start EXERCISE INPUT
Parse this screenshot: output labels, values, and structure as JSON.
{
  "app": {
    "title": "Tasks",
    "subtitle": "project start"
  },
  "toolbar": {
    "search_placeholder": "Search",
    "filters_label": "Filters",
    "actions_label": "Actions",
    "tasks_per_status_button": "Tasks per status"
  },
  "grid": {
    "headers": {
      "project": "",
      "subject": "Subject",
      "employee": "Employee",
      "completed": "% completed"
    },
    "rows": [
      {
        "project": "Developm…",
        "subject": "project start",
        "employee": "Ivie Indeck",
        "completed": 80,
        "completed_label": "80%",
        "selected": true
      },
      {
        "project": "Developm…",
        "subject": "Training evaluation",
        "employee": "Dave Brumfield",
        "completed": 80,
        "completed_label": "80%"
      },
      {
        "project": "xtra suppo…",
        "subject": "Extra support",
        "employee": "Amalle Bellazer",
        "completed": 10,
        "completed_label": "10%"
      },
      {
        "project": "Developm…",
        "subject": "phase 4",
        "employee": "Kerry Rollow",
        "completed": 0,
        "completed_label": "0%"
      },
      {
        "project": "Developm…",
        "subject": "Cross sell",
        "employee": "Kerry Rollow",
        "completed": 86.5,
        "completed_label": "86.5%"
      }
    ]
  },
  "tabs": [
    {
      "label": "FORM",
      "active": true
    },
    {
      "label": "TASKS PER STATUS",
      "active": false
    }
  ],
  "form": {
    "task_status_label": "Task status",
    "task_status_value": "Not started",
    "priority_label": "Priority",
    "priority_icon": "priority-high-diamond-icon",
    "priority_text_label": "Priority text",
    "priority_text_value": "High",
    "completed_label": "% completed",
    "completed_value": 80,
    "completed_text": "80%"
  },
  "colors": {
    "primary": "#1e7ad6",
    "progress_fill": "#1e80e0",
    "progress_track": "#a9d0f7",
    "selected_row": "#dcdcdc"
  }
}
end EXERCISE INPUT
EXERCISE TASK ▸ From the records above, extract every entry exactly as given.

WRITTEN ANSWER ▸
Parse this screenshot: output labels, values, and structure as JSON.
{
  "app": {
    "title": "Tasks",
    "subtitle": "project start"
  },
  "toolbar": {
    "search_placeholder": "Search",
    "filters_label": "Filters",
    "actions_label": "Actions",
    "tasks_per_status_button": "Tasks per status"
  },
  "grid": {
    "headers": {
      "project": "",
      "subject": "Subject",
      "employee": "Employee",
      "completed": "% completed"
    },
    "rows": [
      {
        "project": "Developm…",
        "subject": "project start",
        "employee": "Ivie Indeck",
        "completed": 80,
        "completed_label": "80%",
        "selected": true
      },
      {
        "project": "Developm…",
        "subject": "Training evaluation",
        "employee": "Dave Brumfield",
        "completed": 80,
        "completed_label": "80%"
      },
      {
        "project": "xtra suppo…",
        "subject": "Extra support",
        "employee": "Amalle Bellazer",
        "completed": 10,
        "completed_label": "10%"
      },
      {
        "project": "Developm…",
        "subject": "phase 4",
        "employee": "Kerry Rollow",
        "completed": 0,
        "completed_label": "0%"
      },
      {
        "project": "Developm…",
        "subject": "Cross sell",
        "employee": "Kerry Rollow",
        "completed": 86.5,
        "completed_label": "86.5%"
      }
    ]
  },
  "tabs": [
    {
      "label": "FORM",
      "active": true
    },
    {
      "label": "TASKS PER STATUS",
      "active": false
    }
  ],
  "form": {
    "task_status_label": "Task status",
    "task_status_value": "Not started",
    "priority_label": "Priority",
    "priority_icon": "priority-high-diamond-icon",
    "priority_text_label": "Priority text",
    "priority_text_value": "High",
    "completed_label": "% completed",
    "completed_value": 80,
    "completed_text": "80%"
  },
  "colors": {
    "primary": "#1e7ad6",
    "progress_fill": "#1e80e0",
    "progress_track": "#a9d0f7",
    "selected_row": "#dcdcdc"
  }
}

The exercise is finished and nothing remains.